§ **Given records**
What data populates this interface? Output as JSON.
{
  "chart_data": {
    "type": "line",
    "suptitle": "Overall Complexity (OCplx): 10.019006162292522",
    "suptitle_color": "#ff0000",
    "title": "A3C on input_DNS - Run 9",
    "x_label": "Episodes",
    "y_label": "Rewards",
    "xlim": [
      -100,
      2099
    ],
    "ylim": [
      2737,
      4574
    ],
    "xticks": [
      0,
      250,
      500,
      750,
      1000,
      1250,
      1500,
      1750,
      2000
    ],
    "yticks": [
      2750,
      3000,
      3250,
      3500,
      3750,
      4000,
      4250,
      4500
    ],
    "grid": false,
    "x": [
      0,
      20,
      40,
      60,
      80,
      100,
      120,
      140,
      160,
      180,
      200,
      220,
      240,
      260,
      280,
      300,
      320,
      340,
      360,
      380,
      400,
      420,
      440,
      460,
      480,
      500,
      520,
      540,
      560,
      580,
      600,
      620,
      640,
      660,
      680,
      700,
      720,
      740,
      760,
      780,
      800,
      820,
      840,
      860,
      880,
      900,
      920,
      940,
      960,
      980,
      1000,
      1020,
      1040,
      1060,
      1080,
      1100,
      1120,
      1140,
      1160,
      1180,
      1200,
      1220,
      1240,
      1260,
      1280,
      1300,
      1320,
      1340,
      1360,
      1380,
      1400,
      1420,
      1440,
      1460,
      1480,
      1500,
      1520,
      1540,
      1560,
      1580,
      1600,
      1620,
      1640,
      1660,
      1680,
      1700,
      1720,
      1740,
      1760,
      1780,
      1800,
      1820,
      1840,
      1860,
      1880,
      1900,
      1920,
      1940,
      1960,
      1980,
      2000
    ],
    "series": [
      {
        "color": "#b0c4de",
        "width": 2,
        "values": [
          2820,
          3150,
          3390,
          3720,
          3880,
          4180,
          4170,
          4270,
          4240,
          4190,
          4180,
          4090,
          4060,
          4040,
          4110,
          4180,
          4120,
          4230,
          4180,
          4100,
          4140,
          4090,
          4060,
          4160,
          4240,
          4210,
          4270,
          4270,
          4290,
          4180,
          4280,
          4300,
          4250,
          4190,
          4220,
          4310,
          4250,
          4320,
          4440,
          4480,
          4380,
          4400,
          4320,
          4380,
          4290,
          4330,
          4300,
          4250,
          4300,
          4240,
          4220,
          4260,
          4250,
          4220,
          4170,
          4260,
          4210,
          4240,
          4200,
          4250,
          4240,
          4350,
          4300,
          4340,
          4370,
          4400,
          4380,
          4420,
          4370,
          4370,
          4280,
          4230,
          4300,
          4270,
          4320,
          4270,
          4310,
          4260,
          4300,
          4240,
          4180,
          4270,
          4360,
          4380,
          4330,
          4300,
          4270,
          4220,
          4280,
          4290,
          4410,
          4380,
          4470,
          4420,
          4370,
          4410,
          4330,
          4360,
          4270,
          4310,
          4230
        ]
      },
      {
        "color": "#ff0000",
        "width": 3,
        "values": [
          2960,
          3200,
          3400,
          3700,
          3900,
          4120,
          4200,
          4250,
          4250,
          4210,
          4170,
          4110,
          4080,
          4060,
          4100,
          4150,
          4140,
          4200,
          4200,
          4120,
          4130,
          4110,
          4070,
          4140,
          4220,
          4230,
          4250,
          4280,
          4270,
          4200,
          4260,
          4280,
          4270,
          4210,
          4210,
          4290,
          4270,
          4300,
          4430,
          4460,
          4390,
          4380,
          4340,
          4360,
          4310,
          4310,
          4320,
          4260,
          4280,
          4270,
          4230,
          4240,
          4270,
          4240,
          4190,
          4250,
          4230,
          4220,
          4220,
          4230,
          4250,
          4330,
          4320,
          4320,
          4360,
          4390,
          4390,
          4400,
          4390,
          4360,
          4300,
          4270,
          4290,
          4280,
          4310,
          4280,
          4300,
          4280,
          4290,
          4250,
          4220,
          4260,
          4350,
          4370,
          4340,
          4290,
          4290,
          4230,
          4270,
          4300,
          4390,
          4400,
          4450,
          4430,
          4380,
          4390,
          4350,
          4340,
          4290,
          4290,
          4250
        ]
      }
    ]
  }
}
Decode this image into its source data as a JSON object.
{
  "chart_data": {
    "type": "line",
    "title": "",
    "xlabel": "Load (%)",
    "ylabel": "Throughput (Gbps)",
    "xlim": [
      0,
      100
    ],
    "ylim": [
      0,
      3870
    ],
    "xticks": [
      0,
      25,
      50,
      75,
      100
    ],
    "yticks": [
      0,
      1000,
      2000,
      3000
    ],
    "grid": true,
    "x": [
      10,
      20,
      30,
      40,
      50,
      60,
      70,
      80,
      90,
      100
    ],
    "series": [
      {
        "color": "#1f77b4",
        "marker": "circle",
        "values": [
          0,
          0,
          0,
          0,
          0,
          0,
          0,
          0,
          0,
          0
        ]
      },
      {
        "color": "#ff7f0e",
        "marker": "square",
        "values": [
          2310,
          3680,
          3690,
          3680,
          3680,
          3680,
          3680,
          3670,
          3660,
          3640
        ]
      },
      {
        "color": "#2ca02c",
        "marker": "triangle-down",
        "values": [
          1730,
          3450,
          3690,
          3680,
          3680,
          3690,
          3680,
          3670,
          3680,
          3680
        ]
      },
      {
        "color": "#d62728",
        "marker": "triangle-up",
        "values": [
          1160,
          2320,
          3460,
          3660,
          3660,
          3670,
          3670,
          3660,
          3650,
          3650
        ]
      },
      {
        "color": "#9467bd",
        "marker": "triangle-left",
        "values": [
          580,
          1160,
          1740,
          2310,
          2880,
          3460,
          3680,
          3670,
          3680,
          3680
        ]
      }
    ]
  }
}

§ **Brief**
Write out each line of the data above again, exactly as given.

§ **Full response**
What data populates this interface? Output as JSON.
{
  "chart_data": {
    "type": "line",
    "suptitle": "Overall Complexity (OCplx): 10.019006162292522",
    "suptitle_color": "#ff0000",
    "title": "A3C on input_DNS - Run 9",
    "x_label": "Episodes",
    "y_label": "Rewards",
    "xlim": [
      -100,
      2099
    ],
    "ylim": [
      2737,
      4574
    ],
    "xticks": [
      0,
      250,
      500,
      750,
      1000,
      1250,
      1500,
      1750,
      2000
    ],
    "yticks": [
      2750,
      3000,
      3250,
      3500,
      3750,
      4000,
      4250,
      4500
    ],
    "grid": false,
    "x": [
      0,
      20,
      40,
      60,
      80,
      100,
      120,
      140,
      160,
      180,
      200,
      220,
      240,
      260,
      280,
      300,
      320,
      340,
      360,
      380,
      400,
      420,
      440,
      460,
      480,
      500,
      520,
      540,
      560,
      580,
      600,
      620,
      640,
      660,
      680,
      700,
      720,
      740,
      760,
      780,
      800,
      820,
      840,
      860,
      880,
      900,
      920,
      940,
      960,
      980,
      1000,
      1020,
      1040,
      1060,
      1080,
      1100,
      1120,
      1140,
      1160,
      1180,
      1200,
      1220,
      1240,
      1260,
      1280,
      1300,
      1320,
      1340,
      1360,
      1380,
      1400,
      1420,
      1440,
      1460,
      1480,
      1500,
      1520,
      1540,
      1560,
      1580,
      1600,
      1620,
      1640,
      1660,
      1680,
      1700,
      1720,
      1740,
      1760,
      1780,
      1800,
      1820,
      1840,
      1860,
      1880,
      1900,
      1920,
      1940,
      1960,
      1980,
      2000
    ],
    "series": [
      {
        "color": "#b0c4de",
        "width": 2,
        "values": [
          2820,
          3150,
          3390,
          3720,
          3880,
          4180,
          4170,
          4270,
          4240,
          4190,
          4180,
          4090,
          4060,
          4040,
          4110,
          4180,
          4120,
          4230,
          4180,
          4100,
          4140,
          4090,
          4060,
          4160,
          4240,
          4210,
          4270,
          4270,
          4290,
          4180,
          4280,
          4300,
          4250,
          4190,
          4220,
          4310,
          4250,
          4320,
          4440,
          4480,
          4380,
          4400,
          4320,
          4380,
          4290,
          4330,
          4300,
          4250,
          4300,
          4240,
          4220,
          4260,
          4250,
          4220,
          4170,
          4260,
          4210,
          4240,
          4200,
          4250,
          4240,
          4350,
          4300,
          4340,
          4370,
          4400,
          4380,
          4420,
          4370,
          4370,
          4280,
          4230,
          4300,
          4270,
          4320,
          4270,
          4310,
          4260,
          4300,
          4240,
          4180,
          4270,
          4360,
          4380,
          4330,
          4300,
          4270,
          4220,
          4280,
          4290,
          4410,
          4380,
          4470,
          4420,
          4370,
          4410,
          4330,
          4360,
          4270,
          4310,
          4230
        ]
      },
      {
        "color": "#ff0000",
        "width": 3,
        "values": [
          2960,
          3200,
          3400,
          3700,
          3900,
          4120,
          4200,
          4250,
          4250,
          4210,
          4170,
          4110,
          4080,
          4060,
          4100,
          4150,
          4140,
          4200,
          4200,
          4120,
          4130,
          4110,
          4070,
          4140,
          4220,
          4230,
          4250,
          4280,
          4270,
          4200,
          4260,
          4280,
          4270,
          4210,
          4210,
          4290,
          4270,
          4300,
          4430,
          4460,
          4390,
          4380,
          4340,
          4360,
          4310,
          4310,
          4320,
          4260,
          4280,
          4270,
          4230,
          4240,
          4270,
          4240,
          4190,
          4250,
          4230,
          4220,
          4220,
          4230,
          4250,
          4330,
          4320,
          4320,
          4360,
          4390,
          4390,
          4400,
          4390,
          4360,
          4300,
          4270,
          4290,
          4280,
          4310,
          4280,
          4300,
          4280,
          4290,
          4250,
          4220,
          4260,
          4350,
          4370,
          4340,
          4290,
          4290,
          4230,
          4270,
          4300,
          4390,
          4400,
          4450,
          4430,
          4380,
          4390,
          4350,
          4340,
          4290,
          4290,
          4250
        ]
      }
    ]
  }
}
Decode this image into its source data as a JSON object.
{
  "chart_data": {
    "type": "line",
    "title": "",
    "xlabel": "Load (%)",
    "ylabel": "Throughput (Gbps)",
    "xlim": [
      0,
      100
    ],
    "ylim": [
      0,
      3870
    ],
    "xticks": [
      0,
      25,
      50,
      75,
      100
    ],
    "yticks": [
      0,
      1000,
      2000,
      3000
    ],
    "grid": true,
    "x": [
      10,
      20,
      30,
      40,
      50,
      60,
      70,
      80,
      90,
      100
    ],
    "series": [
      {
        "color": "#1f77b4",
        "marker": "circle",
        "values": [
          0,
          0,
          0,
          0,
          0,
          0,
          0,
          0,
          0,
          0
        ]
      },
      {
        "color": "#ff7f0e",
        "marker": "square",
        "values": [
          2310,
          3680,
          3690,
          3680,
          3680,
          3680,
          3680,
          3670,
          3660,
          3640
        ]
      },
      {
        "color": "#2ca02c",
        "marker": "triangle-down",
        "values": [
          1730,
          3450,
          3690,
          3680,
          3680,
          3690,
          3680,
          3670,
          3680,
          3680
        ]
      },
      {
        "color": "#d62728",
        "marker": "triangle-up",
        "values": [
          1160,
          2320,
          3460,
          3660,
          3660,
          3670,
          3670,
          3660,
          3650,
          3650
        ]
      },
      {
        "color": "#9467bd",
        "marker": "triangle-left",
        "values": [
          580,
          1160,
          1740,
          2310,
          2880,
          3460,
          3680,
          3670,
          3680,
          3680
        ]
      }
    ]
  }
}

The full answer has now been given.